* [Stated exercise]: Present each line of the entries below that holds the word "гражданами".

(Collection entries)
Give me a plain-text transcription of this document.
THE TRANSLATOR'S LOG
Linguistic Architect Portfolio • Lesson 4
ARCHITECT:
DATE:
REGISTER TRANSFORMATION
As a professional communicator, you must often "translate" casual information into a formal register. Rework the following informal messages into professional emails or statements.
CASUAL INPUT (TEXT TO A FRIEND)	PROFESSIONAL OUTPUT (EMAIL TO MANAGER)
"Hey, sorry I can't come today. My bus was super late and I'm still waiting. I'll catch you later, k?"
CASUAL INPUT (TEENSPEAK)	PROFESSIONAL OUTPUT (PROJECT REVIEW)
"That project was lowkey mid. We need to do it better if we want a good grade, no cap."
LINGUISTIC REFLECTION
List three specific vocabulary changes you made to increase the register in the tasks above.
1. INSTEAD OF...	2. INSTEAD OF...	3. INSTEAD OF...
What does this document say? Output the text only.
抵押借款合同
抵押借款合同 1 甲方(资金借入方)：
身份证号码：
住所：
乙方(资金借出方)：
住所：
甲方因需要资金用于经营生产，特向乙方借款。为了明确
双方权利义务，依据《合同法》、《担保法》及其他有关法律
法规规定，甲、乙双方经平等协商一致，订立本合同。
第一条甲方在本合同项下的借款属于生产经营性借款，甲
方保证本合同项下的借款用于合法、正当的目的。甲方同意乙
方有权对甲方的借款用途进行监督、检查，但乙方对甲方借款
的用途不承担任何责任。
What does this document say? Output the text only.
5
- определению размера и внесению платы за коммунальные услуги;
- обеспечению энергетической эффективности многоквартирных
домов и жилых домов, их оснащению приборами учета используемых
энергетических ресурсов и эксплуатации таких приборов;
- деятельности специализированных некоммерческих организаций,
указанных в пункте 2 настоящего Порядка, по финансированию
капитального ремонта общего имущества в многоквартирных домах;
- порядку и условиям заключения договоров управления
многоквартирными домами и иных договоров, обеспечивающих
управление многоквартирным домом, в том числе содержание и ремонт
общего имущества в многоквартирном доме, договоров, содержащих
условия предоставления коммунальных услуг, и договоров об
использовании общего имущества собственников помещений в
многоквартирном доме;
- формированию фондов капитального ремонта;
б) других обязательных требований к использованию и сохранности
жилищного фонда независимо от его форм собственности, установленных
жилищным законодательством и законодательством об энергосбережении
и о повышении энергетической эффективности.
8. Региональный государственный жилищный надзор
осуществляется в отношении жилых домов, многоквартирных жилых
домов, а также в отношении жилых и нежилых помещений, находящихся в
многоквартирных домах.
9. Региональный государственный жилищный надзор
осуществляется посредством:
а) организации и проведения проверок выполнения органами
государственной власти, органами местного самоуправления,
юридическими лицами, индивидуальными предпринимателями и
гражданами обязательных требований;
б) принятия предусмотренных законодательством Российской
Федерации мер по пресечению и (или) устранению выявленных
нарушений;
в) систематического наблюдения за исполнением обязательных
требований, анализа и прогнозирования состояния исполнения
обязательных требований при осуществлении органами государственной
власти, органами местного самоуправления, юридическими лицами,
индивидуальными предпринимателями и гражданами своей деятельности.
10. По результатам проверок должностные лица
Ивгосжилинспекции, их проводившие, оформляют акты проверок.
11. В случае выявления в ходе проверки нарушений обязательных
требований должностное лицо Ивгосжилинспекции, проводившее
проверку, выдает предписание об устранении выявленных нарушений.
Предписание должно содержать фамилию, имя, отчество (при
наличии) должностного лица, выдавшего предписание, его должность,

* [Problem solution]:
гражданами обязательных требований;
индивидуальными предпринимателями и гражданами своей деятельности.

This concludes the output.